• [What to work on] Only lines holding the string "title" are wanted; copy each one from the material.

• [Entries provided]
══════

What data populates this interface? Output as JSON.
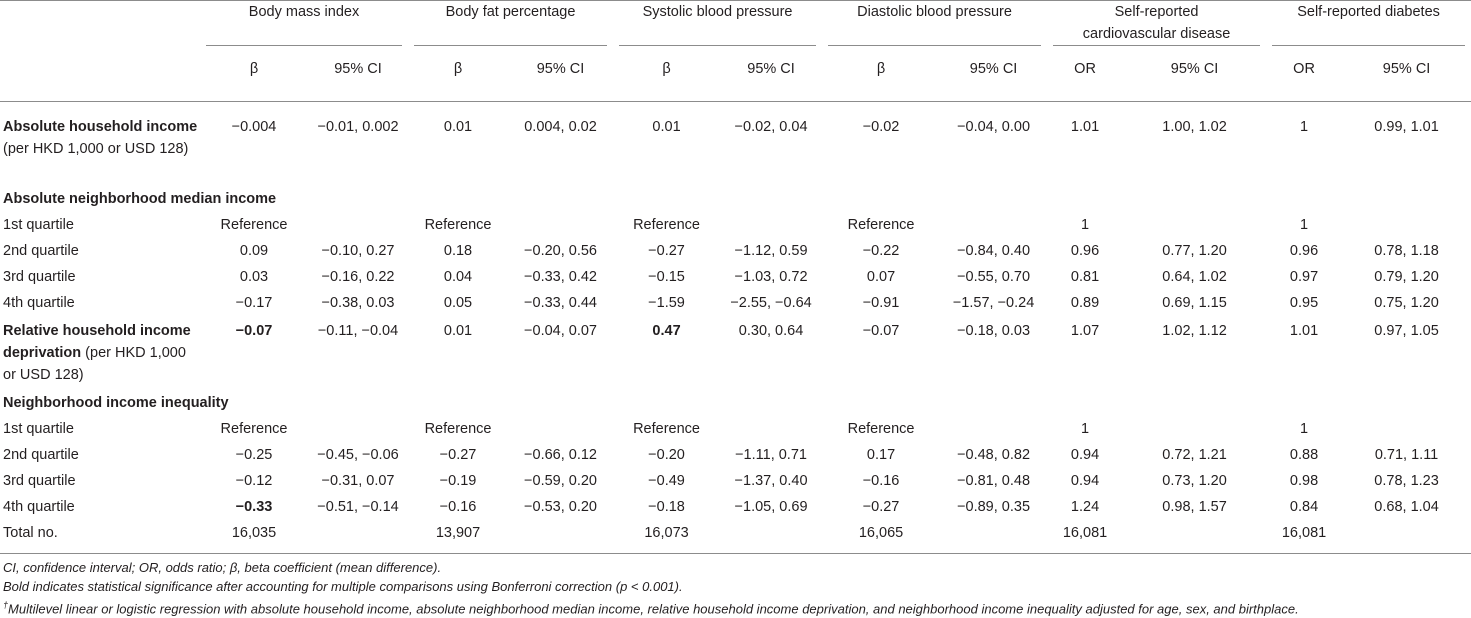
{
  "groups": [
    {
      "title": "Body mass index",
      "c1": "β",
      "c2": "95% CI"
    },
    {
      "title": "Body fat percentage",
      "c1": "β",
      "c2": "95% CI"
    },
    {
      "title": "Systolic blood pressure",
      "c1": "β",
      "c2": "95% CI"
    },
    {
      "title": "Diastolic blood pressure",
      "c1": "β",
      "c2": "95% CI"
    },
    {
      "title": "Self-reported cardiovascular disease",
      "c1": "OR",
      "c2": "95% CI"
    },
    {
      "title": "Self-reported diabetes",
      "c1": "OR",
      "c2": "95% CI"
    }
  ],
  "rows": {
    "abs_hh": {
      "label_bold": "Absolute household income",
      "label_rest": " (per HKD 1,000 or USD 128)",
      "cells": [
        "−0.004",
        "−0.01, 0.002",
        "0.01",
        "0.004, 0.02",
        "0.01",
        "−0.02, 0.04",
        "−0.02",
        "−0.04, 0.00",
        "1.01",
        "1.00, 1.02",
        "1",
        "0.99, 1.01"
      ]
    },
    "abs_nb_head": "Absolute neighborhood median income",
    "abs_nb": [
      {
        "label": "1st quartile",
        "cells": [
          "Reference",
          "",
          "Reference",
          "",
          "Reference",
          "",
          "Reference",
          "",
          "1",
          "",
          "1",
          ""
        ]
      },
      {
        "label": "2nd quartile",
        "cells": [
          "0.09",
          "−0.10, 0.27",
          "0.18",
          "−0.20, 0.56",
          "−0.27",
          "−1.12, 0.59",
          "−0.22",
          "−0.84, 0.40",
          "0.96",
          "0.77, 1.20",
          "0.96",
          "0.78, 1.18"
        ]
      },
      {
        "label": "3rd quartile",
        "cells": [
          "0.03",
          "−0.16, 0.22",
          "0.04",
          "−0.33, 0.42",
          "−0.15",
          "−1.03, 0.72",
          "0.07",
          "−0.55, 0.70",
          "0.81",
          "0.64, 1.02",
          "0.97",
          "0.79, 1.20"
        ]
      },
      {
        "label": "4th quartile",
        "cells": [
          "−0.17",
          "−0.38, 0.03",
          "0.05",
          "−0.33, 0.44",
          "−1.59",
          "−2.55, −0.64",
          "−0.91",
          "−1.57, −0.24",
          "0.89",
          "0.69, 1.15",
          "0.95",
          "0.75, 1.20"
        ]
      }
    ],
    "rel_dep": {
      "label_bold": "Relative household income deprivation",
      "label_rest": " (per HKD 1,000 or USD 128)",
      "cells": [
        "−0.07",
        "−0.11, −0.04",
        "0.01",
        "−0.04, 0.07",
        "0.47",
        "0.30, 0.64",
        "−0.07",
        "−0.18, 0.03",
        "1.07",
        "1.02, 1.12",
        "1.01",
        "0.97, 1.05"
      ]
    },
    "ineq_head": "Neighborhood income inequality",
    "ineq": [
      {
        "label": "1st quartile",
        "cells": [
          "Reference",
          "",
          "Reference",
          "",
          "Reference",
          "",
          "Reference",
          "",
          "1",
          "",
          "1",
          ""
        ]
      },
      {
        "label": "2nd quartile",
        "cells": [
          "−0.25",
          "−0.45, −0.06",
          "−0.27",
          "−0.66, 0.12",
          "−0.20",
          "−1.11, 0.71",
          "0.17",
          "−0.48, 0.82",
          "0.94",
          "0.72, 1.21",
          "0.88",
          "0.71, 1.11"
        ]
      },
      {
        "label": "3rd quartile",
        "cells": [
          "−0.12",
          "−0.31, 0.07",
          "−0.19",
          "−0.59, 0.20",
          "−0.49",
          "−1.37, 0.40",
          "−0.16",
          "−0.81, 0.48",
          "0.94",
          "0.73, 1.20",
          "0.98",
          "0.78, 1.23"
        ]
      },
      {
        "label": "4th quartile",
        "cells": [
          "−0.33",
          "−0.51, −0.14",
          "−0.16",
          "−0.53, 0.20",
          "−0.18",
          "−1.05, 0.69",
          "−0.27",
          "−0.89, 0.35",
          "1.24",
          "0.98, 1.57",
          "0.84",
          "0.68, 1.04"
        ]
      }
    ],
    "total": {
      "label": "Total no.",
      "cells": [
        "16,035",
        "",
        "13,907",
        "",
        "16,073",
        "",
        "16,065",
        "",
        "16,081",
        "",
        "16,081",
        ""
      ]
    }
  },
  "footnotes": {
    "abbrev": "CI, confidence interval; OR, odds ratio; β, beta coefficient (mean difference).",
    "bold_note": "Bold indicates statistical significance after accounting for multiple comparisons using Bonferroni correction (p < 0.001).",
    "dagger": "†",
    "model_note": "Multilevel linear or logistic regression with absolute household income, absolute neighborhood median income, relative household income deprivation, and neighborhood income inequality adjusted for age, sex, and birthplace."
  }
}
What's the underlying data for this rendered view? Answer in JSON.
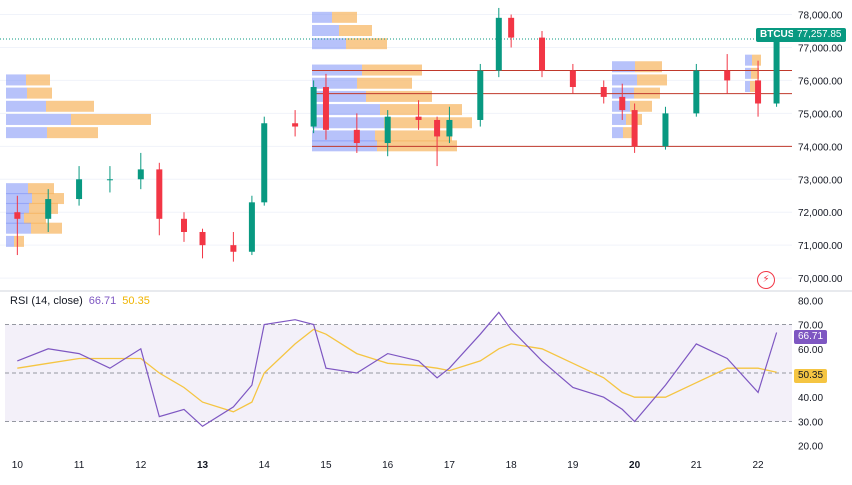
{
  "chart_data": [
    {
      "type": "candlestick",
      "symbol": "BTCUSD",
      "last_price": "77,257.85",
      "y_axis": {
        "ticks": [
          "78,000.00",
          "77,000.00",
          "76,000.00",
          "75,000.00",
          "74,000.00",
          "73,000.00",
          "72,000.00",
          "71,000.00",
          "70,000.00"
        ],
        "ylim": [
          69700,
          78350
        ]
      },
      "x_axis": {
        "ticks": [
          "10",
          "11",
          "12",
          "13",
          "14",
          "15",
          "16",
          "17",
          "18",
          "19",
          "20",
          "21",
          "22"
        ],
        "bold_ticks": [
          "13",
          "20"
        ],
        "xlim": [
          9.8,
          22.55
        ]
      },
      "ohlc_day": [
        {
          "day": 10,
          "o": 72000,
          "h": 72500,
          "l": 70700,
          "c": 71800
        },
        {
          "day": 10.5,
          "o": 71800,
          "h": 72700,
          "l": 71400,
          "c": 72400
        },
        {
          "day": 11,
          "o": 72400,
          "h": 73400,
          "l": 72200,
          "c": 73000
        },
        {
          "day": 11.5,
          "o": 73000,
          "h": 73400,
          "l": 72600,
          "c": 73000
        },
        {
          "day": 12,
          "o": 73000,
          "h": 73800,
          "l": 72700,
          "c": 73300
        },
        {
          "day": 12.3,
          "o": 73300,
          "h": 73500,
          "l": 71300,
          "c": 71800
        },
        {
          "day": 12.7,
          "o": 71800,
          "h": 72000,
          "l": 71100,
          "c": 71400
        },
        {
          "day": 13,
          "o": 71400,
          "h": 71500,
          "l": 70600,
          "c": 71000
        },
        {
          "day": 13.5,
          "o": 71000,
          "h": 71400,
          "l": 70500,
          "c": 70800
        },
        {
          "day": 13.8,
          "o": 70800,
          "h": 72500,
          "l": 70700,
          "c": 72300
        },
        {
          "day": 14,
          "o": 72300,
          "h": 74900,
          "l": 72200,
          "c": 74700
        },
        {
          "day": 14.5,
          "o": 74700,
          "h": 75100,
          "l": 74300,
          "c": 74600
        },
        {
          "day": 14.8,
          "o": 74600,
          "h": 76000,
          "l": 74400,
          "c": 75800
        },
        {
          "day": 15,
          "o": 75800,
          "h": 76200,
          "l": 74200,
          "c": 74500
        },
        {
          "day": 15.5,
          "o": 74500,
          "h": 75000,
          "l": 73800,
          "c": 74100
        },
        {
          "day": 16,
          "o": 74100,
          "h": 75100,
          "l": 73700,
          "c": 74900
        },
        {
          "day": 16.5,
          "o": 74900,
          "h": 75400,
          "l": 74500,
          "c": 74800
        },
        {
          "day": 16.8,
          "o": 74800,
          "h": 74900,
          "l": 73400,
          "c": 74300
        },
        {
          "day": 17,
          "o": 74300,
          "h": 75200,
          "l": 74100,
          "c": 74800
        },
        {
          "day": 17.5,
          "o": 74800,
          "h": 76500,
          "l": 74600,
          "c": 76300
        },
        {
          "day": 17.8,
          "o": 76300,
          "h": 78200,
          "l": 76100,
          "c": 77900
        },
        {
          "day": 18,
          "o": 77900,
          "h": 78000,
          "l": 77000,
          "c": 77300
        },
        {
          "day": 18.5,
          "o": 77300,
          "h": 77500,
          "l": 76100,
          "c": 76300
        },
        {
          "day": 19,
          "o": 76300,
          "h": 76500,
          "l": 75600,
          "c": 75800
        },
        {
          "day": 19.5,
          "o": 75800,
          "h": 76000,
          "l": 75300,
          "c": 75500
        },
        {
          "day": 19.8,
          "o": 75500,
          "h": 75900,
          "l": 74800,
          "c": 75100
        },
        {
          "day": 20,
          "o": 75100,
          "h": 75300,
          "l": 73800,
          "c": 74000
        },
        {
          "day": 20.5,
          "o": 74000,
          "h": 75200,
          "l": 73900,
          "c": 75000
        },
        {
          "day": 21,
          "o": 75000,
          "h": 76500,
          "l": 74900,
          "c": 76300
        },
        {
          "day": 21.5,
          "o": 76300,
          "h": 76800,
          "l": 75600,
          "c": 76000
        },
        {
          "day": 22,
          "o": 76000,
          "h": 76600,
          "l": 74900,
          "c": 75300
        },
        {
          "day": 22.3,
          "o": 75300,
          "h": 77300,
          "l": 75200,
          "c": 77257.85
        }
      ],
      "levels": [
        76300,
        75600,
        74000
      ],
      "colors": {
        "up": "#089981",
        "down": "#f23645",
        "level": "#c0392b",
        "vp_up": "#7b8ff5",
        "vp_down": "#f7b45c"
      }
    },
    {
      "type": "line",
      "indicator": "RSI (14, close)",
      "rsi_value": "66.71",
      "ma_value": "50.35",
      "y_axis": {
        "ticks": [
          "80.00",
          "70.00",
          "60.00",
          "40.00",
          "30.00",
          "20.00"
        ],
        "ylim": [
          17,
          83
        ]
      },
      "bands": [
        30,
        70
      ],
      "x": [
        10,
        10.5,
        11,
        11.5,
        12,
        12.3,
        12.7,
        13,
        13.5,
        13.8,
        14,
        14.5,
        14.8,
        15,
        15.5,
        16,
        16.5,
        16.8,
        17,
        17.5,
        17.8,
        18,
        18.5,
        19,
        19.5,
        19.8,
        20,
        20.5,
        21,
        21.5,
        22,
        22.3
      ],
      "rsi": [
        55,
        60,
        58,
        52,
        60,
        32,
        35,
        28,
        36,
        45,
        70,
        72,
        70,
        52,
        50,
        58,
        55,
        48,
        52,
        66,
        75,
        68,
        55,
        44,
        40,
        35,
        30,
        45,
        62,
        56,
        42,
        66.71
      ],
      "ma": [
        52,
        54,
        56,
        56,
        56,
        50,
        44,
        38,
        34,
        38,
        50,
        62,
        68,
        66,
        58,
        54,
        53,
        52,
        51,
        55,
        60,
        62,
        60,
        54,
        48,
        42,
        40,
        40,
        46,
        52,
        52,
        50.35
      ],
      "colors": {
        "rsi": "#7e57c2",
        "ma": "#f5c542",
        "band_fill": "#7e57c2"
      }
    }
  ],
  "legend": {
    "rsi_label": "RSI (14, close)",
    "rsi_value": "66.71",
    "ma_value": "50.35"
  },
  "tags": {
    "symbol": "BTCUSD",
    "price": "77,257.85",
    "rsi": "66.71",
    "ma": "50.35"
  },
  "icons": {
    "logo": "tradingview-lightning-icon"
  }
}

══════

• [Output of the exercise]
      "title": "Body mass index",
      "title": "Body fat percentage",
      "title": "Systolic blood pressure",
      "title": "Diastolic blood pressure",
      "title": "Self-reported cardiovascular disease",
      "title": "Self-reported diabetes",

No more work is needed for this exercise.